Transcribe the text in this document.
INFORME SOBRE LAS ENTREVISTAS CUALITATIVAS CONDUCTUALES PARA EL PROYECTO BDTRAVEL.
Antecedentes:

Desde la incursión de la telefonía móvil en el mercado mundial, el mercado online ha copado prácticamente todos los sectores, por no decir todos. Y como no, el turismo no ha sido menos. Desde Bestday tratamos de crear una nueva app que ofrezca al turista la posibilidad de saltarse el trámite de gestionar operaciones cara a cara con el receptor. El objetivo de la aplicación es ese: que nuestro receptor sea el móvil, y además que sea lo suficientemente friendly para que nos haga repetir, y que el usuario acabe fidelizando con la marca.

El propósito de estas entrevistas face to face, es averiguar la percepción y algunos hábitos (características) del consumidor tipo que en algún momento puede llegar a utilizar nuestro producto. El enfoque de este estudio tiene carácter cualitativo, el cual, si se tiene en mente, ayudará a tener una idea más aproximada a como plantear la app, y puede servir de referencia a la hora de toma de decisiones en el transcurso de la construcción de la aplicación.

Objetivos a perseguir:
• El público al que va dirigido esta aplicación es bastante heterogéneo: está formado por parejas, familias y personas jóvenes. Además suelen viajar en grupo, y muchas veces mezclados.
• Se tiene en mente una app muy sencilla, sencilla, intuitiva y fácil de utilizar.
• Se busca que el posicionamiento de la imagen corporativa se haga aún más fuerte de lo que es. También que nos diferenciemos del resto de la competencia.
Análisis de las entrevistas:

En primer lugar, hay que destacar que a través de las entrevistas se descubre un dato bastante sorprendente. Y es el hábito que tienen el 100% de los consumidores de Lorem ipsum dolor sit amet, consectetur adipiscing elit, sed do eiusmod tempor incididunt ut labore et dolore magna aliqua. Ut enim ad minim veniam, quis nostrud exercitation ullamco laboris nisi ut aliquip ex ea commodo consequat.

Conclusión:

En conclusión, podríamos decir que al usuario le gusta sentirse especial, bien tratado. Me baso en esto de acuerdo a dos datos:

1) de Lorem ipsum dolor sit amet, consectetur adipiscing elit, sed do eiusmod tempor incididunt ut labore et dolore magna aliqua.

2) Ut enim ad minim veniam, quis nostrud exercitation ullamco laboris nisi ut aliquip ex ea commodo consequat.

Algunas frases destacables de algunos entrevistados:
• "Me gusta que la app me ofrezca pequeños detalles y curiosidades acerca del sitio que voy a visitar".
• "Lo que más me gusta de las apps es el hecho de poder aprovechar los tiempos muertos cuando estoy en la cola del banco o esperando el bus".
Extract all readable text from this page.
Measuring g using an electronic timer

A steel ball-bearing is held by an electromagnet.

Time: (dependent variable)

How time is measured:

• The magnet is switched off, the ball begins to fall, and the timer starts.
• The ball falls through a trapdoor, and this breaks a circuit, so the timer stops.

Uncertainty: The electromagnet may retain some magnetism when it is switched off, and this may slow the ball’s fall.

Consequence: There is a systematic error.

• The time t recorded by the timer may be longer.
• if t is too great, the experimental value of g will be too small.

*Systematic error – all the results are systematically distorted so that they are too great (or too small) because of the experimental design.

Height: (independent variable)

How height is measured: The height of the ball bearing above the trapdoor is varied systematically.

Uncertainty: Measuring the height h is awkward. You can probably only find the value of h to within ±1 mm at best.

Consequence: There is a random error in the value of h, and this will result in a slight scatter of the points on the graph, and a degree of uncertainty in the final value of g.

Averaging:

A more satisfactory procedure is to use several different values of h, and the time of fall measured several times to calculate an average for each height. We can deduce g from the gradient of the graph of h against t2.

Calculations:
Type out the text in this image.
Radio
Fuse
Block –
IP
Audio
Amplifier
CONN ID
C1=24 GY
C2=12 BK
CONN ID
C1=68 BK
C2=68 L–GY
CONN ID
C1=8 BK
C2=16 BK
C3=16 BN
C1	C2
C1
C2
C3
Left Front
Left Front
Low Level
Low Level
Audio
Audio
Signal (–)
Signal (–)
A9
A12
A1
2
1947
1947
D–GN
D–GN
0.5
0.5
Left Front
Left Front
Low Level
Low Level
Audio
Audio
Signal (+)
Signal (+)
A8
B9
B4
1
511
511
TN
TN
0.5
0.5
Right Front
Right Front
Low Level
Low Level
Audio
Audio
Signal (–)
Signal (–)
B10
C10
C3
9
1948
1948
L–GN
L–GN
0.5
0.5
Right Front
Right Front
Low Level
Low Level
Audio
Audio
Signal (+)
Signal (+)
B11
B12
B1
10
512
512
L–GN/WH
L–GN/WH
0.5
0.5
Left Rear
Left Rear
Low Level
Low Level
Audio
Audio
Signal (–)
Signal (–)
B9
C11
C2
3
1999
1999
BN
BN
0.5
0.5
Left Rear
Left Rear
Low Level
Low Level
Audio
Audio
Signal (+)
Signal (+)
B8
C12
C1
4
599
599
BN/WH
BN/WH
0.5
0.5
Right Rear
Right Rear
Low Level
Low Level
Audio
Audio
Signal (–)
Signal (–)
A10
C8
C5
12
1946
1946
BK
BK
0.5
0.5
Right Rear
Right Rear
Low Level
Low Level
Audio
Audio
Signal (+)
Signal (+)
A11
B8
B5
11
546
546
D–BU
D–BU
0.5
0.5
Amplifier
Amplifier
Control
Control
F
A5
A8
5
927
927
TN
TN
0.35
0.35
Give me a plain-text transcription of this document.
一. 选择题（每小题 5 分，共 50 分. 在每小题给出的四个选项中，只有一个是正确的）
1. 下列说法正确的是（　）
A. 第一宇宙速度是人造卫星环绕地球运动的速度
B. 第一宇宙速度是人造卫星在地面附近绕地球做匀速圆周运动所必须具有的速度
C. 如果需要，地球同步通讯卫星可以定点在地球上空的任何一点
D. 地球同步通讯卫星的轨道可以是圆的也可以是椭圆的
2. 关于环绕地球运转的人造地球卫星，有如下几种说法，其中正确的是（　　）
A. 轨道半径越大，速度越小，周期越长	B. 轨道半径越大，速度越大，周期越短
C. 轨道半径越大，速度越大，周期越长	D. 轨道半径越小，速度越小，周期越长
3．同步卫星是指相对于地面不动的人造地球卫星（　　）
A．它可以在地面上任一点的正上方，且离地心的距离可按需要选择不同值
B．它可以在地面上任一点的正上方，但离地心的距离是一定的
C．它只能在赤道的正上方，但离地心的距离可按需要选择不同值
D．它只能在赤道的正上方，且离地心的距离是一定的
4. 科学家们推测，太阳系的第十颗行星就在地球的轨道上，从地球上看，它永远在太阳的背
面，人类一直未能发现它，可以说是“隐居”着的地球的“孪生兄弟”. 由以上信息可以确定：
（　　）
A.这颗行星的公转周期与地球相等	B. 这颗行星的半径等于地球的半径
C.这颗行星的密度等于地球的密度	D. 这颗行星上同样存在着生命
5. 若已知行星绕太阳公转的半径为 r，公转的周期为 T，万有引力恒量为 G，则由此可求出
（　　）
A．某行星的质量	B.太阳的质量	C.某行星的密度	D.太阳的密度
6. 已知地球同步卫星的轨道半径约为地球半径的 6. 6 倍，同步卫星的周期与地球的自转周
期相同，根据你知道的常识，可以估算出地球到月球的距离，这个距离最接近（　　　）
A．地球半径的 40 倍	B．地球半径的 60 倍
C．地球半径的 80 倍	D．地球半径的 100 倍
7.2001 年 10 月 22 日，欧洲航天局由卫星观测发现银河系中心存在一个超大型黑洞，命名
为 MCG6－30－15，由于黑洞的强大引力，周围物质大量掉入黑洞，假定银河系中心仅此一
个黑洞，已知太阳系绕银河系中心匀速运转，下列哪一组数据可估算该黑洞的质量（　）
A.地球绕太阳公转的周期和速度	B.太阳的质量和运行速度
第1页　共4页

★ ★ ★ ★ ★

All of the entries above should be written out again exactly.

# TASK ANSWER:
Transcribe the text in this document.
INFORME SOBRE LAS ENTREVISTAS CUALITATIVAS CONDUCTUALES PARA EL PROYECTO BDTRAVEL.
Antecedentes:

Desde la incursión de la telefonía móvil en el mercado mundial, el mercado online ha copado prácticamente todos los sectores, por no decir todos. Y como no, el turismo no ha sido menos. Desde Bestday tratamos de crear una nueva app que ofrezca al turista la posibilidad de saltarse el trámite de gestionar operaciones cara a cara con el receptor. El objetivo de la aplicación es ese: que nuestro receptor sea el móvil, y además que sea lo suficientemente friendly para que nos haga repetir, y que el usuario acabe fidelizando con la marca.

El propósito de estas entrevistas face to face, es averiguar la percepción y algunos hábitos (características) del consumidor tipo que en algún momento puede llegar a utilizar nuestro producto. El enfoque de este estudio tiene carácter cualitativo, el cual, si se tiene en mente, ayudará a tener una idea más aproximada a como plantear la app, y puede servir de referencia a la hora de toma de decisiones en el transcurso de la construcción de la aplicación.

Objetivos a perseguir:
• El público al que va dirigido esta aplicación es bastante heterogéneo: está formado por parejas, familias y personas jóvenes. Además suelen viajar en grupo, y muchas veces mezclados.
• Se tiene en mente una app muy sencilla, sencilla, intuitiva y fácil de utilizar.
• Se busca que el posicionamiento de la imagen corporativa se haga aún más fuerte de lo que es. También que nos diferenciemos del resto de la competencia.
Análisis de las entrevistas:

En primer lugar, hay que destacar que a través de las entrevistas se descubre un dato bastante sorprendente. Y es el hábito que tienen el 100% de los consumidores de Lorem ipsum dolor sit amet, consectetur adipiscing elit, sed do eiusmod tempor incididunt ut labore et dolore magna aliqua. Ut enim ad minim veniam, quis nostrud exercitation ullamco laboris nisi ut aliquip ex ea commodo consequat.

Conclusión:

En conclusión, podríamos decir que al usuario le gusta sentirse especial, bien tratado. Me baso en esto de acuerdo a dos datos:

1) de Lorem ipsum dolor sit amet, consectetur adipiscing elit, sed do eiusmod tempor incididunt ut labore et dolore magna aliqua.

2) Ut enim ad minim veniam, quis nostrud exercitation ullamco laboris nisi ut aliquip ex ea commodo consequat.

Algunas frases destacables de algunos entrevistados:
• "Me gusta que la app me ofrezca pequeños detalles y curiosidades acerca del sitio que voy a visitar".
• "Lo que más me gusta de las apps es el hecho de poder aprovechar los tiempos muertos cuando estoy en la cola del banco o esperando el bus".
Extract all readable text from this page.
Measuring g using an electronic timer

A steel ball-bearing is held by an electromagnet.

Time: (dependent variable)

How time is measured:

• The magnet is switched off, the ball begins to fall, and the timer starts.
• The ball falls through a trapdoor, and this breaks a circuit, so the timer stops.

Uncertainty: The electromagnet may retain some magnetism when it is switched off, and this may slow the ball’s fall.

Consequence: There is a systematic error.

• The time t recorded by the timer may be longer.
• if t is too great, the experimental value of g will be too small.

*Systematic error – all the results are systematically distorted so that they are too great (or too small) because of the experimental design.

Height: (independent variable)

How height is measured: The height of the ball bearing above the trapdoor is varied systematically.

Uncertainty: Measuring the height h is awkward. You can probably only find the value of h to within ±1 mm at best.

Consequence: There is a random error in the value of h, and this will result in a slight scatter of the points on the graph, and a degree of uncertainty in the final value of g.

Averaging:

A more satisfactory procedure is to use several different values of h, and the time of fall measured several times to calculate an average for each height. We can deduce g from the gradient of the graph of h against t2.

Calculations:
Type out the text in this image.
Radio
Fuse
Block –
IP
Audio
Amplifier
CONN ID
C1=24 GY
C2=12 BK
CONN ID
C1=68 BK
C2=68 L–GY
CONN ID
C1=8 BK
C2=16 BK
C3=16 BN
C1	C2
C1
C2
C3
Left Front
Left Front
Low Level
Low Level
Audio
Audio
Signal (–)
Signal (–)
A9
A12
A1
2
1947
1947
D–GN
D–GN
0.5
0.5
Left Front
Left Front
Low Level
Low Level
Audio
Audio
Signal (+)
Signal (+)
A8
B9
B4
1
511
511
TN
TN
0.5
0.5
Right Front
Right Front
Low Level
Low Level
Audio
Audio
Signal (–)
Signal (–)
B10
C10
C3
9
1948
1948
L–GN
L–GN
0.5
0.5
Right Front
Right Front
Low Level
Low Level
Audio
Audio
Signal (+)
Signal (+)
B11
B12
B1
10
512
512
L–GN/WH
L–GN/WH
0.5
0.5
Left Rear
Left Rear
Low Level
Low Level
Audio
Audio
Signal (–)
Signal (–)
B9
C11
C2
3
1999
1999
BN
BN
0.5
0.5
Left Rear
Left Rear
Low Level
Low Level
Audio
Audio
Signal (+)
Signal (+)
B8
C12
C1
4
599
599
BN/WH
BN/WH
0.5
0.5
Right Rear
Right Rear
Low Level
Low Level
Audio
Audio
Signal (–)
Signal (–)
A10
C8
C5
12
1946
1946
BK
BK
0.5
0.5
Right Rear
Right Rear
Low Level
Low Level
Audio
Audio
Signal (+)
Signal (+)
A11
B8
B5
11
546
546
D–BU
D–BU
0.5
0.5
Amplifier
Amplifier
Control
Control
F
A5
A8
5
927
927
TN
TN
0.35
0.35
Give me a plain-text transcription of this document.
一. 选择题（每小题 5 分，共 50 分. 在每小题给出的四个选项中，只有一个是正确的）
1. 下列说法正确的是（　）
A. 第一宇宙速度是人造卫星环绕地球运动的速度
B. 第一宇宙速度是人造卫星在地面附近绕地球做匀速圆周运动所必须具有的速度
C. 如果需要，地球同步通讯卫星可以定点在地球上空的任何一点
D. 地球同步通讯卫星的轨道可以是圆的也可以是椭圆的
2. 关于环绕地球运转的人造地球卫星，有如下几种说法，其中正确的是（　　）
A. 轨道半径越大，速度越小，周期越长	B. 轨道半径越大，速度越大，周期越短
C. 轨道半径越大，速度越大，周期越长	D. 轨道半径越小，速度越小，周期越长
3．同步卫星是指相对于地面不动的人造地球卫星（　　）
A．它可以在地面上任一点的正上方，且离地心的距离可按需要选择不同值
B．它可以在地面上任一点的正上方，但离地心的距离是一定的
C．它只能在赤道的正上方，但离地心的距离可按需要选择不同值
D．它只能在赤道的正上方，且离地心的距离是一定的
4. 科学家们推测，太阳系的第十颗行星就在地球的轨道上，从地球上看，它永远在太阳的背
面，人类一直未能发现它，可以说是“隐居”着的地球的“孪生兄弟”. 由以上信息可以确定：
（　　）
A.这颗行星的公转周期与地球相等	B. 这颗行星的半径等于地球的半径
C.这颗行星的密度等于地球的密度	D. 这颗行星上同样存在着生命
5. 若已知行星绕太阳公转的半径为 r，公转的周期为 T，万有引力恒量为 G，则由此可求出
（　　）
A．某行星的质量	B.太阳的质量	C.某行星的密度	D.太阳的密度
6. 已知地球同步卫星的轨道半径约为地球半径的 6. 6 倍，同步卫星的周期与地球的自转周
期相同，根据你知道的常识，可以估算出地球到月球的距离，这个距离最接近（　　　）
A．地球半径的 40 倍	B．地球半径的 60 倍
C．地球半径的 80 倍	D．地球半径的 100 倍
7.2001 年 10 月 22 日，欧洲航天局由卫星观测发现银河系中心存在一个超大型黑洞，命名
为 MCG6－30－15，由于黑洞的强大引力，周围物质大量掉入黑洞，假定银河系中心仅此一
个黑洞，已知太阳系绕银河系中心匀速运转，下列哪一组数据可估算该黑洞的质量（　）
A.地球绕太阳公转的周期和速度	B.太阳的质量和运行速度
第1页　共4页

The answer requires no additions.